> **Work instructions**
Read the data and repeat all of it exactly.

——————————

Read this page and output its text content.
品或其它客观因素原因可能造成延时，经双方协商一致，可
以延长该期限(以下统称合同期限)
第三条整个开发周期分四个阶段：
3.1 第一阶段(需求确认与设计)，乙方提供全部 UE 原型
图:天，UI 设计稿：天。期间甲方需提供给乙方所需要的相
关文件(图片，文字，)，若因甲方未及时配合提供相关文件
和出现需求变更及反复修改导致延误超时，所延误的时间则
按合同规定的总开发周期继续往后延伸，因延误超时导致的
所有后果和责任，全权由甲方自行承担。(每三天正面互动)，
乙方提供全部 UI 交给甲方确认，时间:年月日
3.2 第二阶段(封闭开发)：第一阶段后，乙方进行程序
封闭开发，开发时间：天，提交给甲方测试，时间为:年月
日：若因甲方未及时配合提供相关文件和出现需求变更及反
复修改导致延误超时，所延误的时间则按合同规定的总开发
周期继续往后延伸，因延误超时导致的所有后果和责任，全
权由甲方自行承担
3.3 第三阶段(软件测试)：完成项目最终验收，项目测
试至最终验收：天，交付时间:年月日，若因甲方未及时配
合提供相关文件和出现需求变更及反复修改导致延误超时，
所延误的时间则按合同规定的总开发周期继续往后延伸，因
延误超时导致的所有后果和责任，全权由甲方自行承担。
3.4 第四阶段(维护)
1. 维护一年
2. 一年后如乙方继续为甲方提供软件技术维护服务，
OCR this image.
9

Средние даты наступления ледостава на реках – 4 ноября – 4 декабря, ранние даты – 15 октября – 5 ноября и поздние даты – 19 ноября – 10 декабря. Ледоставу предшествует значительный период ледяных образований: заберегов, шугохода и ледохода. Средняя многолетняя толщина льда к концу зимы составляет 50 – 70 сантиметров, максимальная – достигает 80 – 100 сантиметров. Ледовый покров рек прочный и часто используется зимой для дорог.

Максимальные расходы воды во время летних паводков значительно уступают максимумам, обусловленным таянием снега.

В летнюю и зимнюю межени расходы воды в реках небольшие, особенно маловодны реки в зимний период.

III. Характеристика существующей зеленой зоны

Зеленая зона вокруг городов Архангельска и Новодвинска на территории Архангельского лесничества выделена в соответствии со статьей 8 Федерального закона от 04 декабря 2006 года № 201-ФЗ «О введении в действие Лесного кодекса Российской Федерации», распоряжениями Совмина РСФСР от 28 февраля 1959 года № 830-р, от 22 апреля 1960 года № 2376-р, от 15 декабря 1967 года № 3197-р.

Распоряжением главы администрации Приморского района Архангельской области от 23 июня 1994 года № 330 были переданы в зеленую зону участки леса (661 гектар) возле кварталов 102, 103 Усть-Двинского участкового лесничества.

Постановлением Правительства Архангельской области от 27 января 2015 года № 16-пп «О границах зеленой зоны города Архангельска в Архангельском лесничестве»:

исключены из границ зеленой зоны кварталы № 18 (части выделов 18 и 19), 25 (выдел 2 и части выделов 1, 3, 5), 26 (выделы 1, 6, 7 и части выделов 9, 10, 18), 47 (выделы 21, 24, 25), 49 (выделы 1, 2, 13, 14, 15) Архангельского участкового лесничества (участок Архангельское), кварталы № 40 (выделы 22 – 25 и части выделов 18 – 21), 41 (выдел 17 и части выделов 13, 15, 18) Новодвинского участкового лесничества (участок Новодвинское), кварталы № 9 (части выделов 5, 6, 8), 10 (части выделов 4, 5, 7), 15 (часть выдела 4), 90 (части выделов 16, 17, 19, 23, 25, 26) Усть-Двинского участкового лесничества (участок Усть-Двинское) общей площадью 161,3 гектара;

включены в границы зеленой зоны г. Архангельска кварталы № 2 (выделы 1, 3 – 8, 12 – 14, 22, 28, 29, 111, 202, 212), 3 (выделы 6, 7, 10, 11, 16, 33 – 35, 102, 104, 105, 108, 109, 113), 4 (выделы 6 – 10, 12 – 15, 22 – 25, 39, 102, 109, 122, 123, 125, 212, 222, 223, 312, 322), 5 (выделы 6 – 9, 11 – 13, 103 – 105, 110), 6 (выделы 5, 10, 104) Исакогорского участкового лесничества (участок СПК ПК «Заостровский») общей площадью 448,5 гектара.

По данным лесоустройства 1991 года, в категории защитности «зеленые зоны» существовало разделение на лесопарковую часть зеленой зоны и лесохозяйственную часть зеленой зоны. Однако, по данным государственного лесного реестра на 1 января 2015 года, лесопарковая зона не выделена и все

——————————

> **Output for this task**
Read this page and output its text content.
品或其它客观因素原因可能造成延时，经双方协商一致，可
以延长该期限(以下统称合同期限)
第三条整个开发周期分四个阶段：
3.1 第一阶段(需求确认与设计)，乙方提供全部 UE 原型
图:天，UI 设计稿：天。期间甲方需提供给乙方所需要的相
关文件(图片，文字，)，若因甲方未及时配合提供相关文件
和出现需求变更及反复修改导致延误超时，所延误的时间则
按合同规定的总开发周期继续往后延伸，因延误超时导致的
所有后果和责任，全权由甲方自行承担。(每三天正面互动)，
乙方提供全部 UI 交给甲方确认，时间:年月日
3.2 第二阶段(封闭开发)：第一阶段后，乙方进行程序
封闭开发，开发时间：天，提交给甲方测试，时间为:年月
日：若因甲方未及时配合提供相关文件和出现需求变更及反
复修改导致延误超时，所延误的时间则按合同规定的总开发
周期继续往后延伸，因延误超时导致的所有后果和责任，全
权由甲方自行承担
3.3 第三阶段(软件测试)：完成项目最终验收，项目测
试至最终验收：天，交付时间:年月日，若因甲方未及时配
合提供相关文件和出现需求变更及反复修改导致延误超时，
所延误的时间则按合同规定的总开发周期继续往后延伸，因
延误超时导致的所有后果和责任，全权由甲方自行承担。
3.4 第四阶段(维护)
1. 维护一年
2. 一年后如乙方继续为甲方提供软件技术维护服务，
OCR this image.
9

Средние даты наступления ледостава на реках – 4 ноября – 4 декабря, ранние даты – 15 октября – 5 ноября и поздние даты – 19 ноября – 10 декабря. Ледоставу предшествует значительный период ледяных образований: заберегов, шугохода и ледохода. Средняя многолетняя толщина льда к концу зимы составляет 50 – 70 сантиметров, максимальная – достигает 80 – 100 сантиметров. Ледовый покров рек прочный и часто используется зимой для дорог.

Максимальные расходы воды во время летних паводков значительно уступают максимумам, обусловленным таянием снега.

В летнюю и зимнюю межени расходы воды в реках небольшие, особенно маловодны реки в зимний период.

III. Характеристика существующей зеленой зоны

Зеленая зона вокруг городов Архангельска и Новодвинска на территории Архангельского лесничества выделена в соответствии со статьей 8 Федерального закона от 04 декабря 2006 года № 201-ФЗ «О введении в действие Лесного кодекса Российской Федерации», распоряжениями Совмина РСФСР от 28 февраля 1959 года № 830-р, от 22 апреля 1960 года № 2376-р, от 15 декабря 1967 года № 3197-р.

Распоряжением главы администрации Приморского района Архангельской области от 23 июня 1994 года № 330 были переданы в зеленую зону участки леса (661 гектар) возле кварталов 102, 103 Усть-Двинского участкового лесничества.

Постановлением Правительства Архангельской области от 27 января 2015 года № 16-пп «О границах зеленой зоны города Архангельска в Архангельском лесничестве»:

исключены из границ зеленой зоны кварталы № 18 (части выделов 18 и 19), 25 (выдел 2 и части выделов 1, 3, 5), 26 (выделы 1, 6, 7 и части выделов 9, 10, 18), 47 (выделы 21, 24, 25), 49 (выделы 1, 2, 13, 14, 15) Архангельского участкового лесничества (участок Архангельское), кварталы № 40 (выделы 22 – 25 и части выделов 18 – 21), 41 (выдел 17 и части выделов 13, 15, 18) Новодвинского участкового лесничества (участок Новодвинское), кварталы № 9 (части выделов 5, 6, 8), 10 (части выделов 4, 5, 7), 15 (часть выдела 4), 90 (части выделов 16, 17, 19, 23, 25, 26) Усть-Двинского участкового лесничества (участок Усть-Двинское) общей площадью 161,3 гектара;

включены в границы зеленой зоны г. Архангельска кварталы № 2 (выделы 1, 3 – 8, 12 – 14, 22, 28, 29, 111, 202, 212), 3 (выделы 6, 7, 10, 11, 16, 33 – 35, 102, 104, 105, 108, 109, 113), 4 (выделы 6 – 10, 12 – 15, 22 – 25, 39, 102, 109, 122, 123, 125, 212, 222, 223, 312, 322), 5 (выделы 6 – 9, 11 – 13, 103 – 105, 110), 6 (выделы 5, 10, 104) Исакогорского участкового лесничества (участок СПК ПК «Заостровский») общей площадью 448,5 гектара.

По данным лесоустройства 1991 года, в категории защитности «зеленые зоны» существовало разделение на лесопарковую часть зеленой зоны и лесохозяйственную часть зеленой зоны. Однако, по данным государственного лесного реестра на 1 января 2015 года, лесопарковая зона не выделена и все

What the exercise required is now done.